**Objective:**
Each line that holds the word "Семеніхіна" is to be identified and copied.

-- Begin Provided records --

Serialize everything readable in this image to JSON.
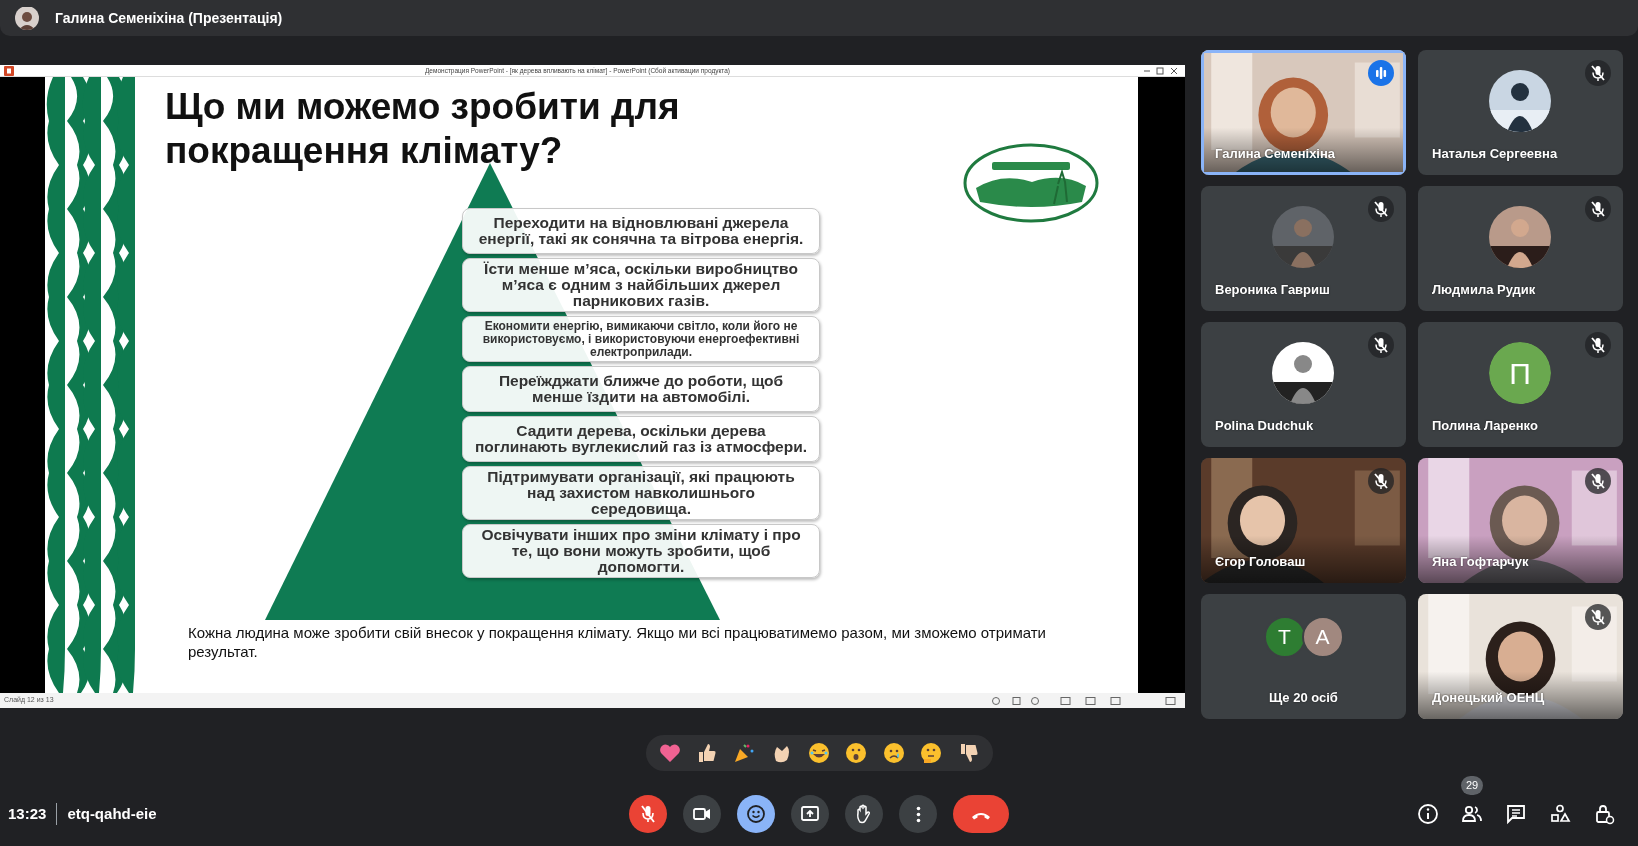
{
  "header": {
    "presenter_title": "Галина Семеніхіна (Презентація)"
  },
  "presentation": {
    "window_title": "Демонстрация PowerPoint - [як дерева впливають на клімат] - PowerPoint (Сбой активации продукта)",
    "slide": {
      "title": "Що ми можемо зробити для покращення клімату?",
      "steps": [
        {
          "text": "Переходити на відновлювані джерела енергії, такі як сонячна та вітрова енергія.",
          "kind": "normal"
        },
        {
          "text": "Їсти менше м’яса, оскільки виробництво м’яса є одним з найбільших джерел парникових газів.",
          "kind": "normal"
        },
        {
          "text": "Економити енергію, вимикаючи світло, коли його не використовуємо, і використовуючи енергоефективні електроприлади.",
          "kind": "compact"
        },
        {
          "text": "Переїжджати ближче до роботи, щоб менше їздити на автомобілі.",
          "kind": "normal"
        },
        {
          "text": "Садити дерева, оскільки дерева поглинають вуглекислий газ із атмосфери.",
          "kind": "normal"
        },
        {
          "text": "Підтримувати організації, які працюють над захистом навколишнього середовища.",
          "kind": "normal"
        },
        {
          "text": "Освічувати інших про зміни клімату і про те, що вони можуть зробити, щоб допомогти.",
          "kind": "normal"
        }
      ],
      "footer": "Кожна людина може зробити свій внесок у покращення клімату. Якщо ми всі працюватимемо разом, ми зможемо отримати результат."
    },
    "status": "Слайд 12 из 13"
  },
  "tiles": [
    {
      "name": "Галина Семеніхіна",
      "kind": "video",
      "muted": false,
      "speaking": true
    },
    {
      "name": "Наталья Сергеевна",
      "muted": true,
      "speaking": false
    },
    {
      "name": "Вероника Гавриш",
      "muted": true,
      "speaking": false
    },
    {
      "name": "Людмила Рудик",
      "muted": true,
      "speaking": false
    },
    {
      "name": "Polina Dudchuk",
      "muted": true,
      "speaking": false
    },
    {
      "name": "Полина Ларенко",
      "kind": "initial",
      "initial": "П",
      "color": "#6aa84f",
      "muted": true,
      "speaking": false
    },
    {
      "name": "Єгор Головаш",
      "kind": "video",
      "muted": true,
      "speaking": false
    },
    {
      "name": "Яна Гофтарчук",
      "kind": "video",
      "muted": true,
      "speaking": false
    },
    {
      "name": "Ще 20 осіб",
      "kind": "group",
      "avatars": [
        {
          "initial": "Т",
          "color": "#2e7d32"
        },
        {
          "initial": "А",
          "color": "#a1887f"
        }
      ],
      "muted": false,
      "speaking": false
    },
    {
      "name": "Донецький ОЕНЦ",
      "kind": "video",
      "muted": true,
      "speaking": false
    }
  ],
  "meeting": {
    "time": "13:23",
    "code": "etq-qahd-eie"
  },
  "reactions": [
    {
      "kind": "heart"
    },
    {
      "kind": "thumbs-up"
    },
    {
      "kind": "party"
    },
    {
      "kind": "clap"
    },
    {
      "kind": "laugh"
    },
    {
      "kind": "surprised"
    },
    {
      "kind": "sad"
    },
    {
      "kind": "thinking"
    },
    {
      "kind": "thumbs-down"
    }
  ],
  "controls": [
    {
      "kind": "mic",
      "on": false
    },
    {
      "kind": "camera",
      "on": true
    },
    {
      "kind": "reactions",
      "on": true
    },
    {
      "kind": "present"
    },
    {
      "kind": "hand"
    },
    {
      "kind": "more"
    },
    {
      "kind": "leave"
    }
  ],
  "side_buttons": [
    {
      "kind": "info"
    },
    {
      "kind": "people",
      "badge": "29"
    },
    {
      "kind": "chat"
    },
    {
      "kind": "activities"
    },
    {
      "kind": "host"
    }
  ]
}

-- End Provided records --
-- Begin Provided records --

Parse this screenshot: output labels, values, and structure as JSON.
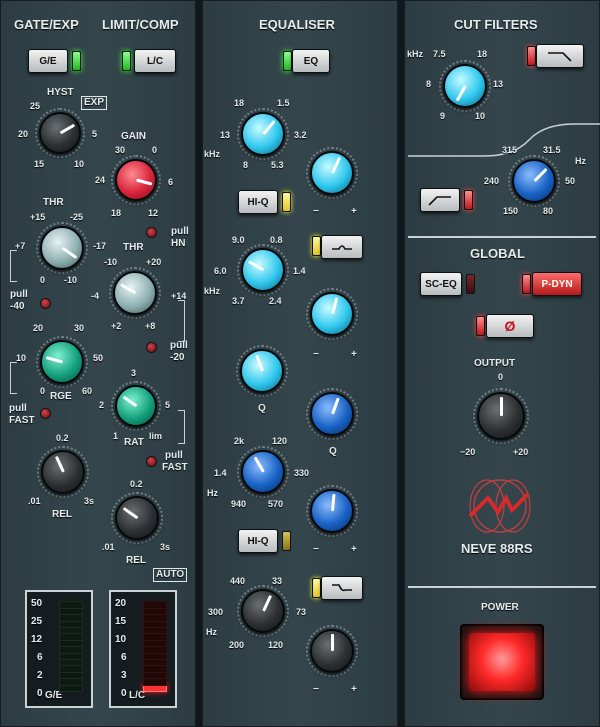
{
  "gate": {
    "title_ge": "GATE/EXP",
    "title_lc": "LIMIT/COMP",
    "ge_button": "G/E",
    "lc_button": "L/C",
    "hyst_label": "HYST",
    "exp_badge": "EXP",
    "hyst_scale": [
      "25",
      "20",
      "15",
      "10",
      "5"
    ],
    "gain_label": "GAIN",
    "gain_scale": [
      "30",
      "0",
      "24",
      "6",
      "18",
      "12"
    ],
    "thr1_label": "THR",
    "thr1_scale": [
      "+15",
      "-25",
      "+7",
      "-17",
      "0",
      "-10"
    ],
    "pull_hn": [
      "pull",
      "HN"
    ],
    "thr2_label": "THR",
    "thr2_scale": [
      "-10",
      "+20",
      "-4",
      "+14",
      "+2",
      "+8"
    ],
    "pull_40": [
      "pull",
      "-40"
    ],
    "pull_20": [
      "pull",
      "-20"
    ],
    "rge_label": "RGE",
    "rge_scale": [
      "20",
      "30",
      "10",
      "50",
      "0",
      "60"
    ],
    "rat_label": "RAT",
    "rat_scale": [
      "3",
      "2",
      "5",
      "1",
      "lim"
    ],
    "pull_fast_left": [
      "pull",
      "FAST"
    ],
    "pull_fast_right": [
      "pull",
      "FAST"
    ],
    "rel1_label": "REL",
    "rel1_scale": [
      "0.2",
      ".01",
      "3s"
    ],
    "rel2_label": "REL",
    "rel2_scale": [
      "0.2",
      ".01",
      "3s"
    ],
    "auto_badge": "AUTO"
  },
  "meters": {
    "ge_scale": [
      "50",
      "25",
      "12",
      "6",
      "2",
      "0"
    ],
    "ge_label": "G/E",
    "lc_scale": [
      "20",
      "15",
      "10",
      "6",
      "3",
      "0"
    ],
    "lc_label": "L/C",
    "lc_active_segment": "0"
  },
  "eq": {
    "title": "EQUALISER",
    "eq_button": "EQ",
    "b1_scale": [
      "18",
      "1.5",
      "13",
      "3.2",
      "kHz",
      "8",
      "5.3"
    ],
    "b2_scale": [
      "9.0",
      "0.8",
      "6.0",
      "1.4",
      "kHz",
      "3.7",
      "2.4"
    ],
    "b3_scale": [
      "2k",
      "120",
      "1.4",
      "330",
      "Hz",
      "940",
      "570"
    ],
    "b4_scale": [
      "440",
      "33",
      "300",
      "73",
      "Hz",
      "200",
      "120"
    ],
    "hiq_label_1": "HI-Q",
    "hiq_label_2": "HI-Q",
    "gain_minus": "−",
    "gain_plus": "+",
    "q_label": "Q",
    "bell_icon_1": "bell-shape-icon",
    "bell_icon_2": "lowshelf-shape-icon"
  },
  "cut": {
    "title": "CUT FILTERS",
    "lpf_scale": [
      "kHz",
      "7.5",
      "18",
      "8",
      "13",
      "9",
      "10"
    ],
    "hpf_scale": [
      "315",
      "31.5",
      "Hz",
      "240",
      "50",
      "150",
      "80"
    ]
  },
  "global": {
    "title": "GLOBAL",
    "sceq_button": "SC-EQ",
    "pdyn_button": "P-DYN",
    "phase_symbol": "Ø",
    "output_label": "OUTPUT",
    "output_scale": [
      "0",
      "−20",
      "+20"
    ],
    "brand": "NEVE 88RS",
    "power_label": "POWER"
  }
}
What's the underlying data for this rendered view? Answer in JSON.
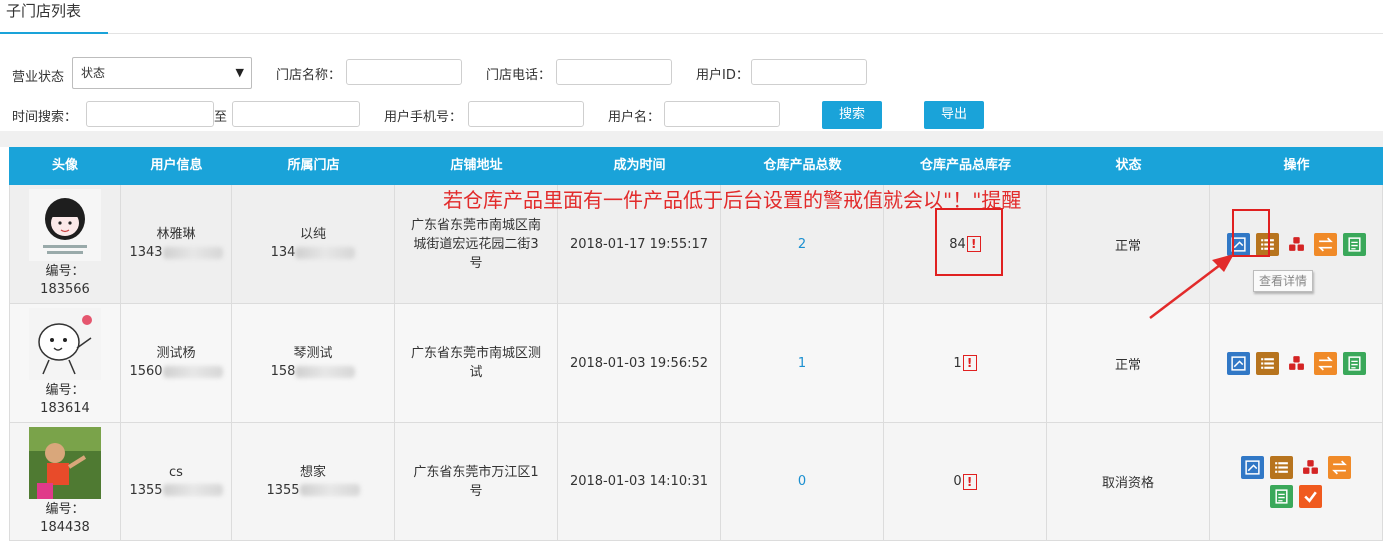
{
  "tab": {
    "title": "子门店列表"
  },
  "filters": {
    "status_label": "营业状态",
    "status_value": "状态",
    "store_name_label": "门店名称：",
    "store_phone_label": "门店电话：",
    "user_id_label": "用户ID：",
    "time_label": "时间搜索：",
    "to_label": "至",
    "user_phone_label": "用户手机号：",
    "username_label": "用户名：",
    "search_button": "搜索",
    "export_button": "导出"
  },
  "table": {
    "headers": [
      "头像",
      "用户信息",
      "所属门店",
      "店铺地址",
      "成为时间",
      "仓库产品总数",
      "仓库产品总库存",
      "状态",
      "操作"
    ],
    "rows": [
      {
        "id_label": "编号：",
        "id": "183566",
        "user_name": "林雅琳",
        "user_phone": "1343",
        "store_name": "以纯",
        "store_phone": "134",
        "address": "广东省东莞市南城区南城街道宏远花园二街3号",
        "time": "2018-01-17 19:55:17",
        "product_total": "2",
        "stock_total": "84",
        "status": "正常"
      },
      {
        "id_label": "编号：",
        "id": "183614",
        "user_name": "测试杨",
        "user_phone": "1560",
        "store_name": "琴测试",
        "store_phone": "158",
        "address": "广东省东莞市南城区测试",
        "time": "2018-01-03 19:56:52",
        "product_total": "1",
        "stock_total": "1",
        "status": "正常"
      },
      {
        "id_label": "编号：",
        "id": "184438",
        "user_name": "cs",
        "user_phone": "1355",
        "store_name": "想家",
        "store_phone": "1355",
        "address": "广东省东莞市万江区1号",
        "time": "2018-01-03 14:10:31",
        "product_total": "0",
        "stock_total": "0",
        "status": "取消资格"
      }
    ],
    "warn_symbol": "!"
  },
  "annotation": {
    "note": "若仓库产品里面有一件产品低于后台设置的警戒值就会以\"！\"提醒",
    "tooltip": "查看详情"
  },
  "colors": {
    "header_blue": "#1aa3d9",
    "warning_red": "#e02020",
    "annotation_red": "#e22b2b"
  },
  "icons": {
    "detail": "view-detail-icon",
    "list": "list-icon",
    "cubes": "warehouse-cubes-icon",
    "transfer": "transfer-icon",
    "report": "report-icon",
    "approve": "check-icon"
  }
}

-- End Provided records --

**Solution for this problem:**
    "presenter_title": "Галина Семеніхіна (Презентація)"
      "name": "Галина Семеніхіна",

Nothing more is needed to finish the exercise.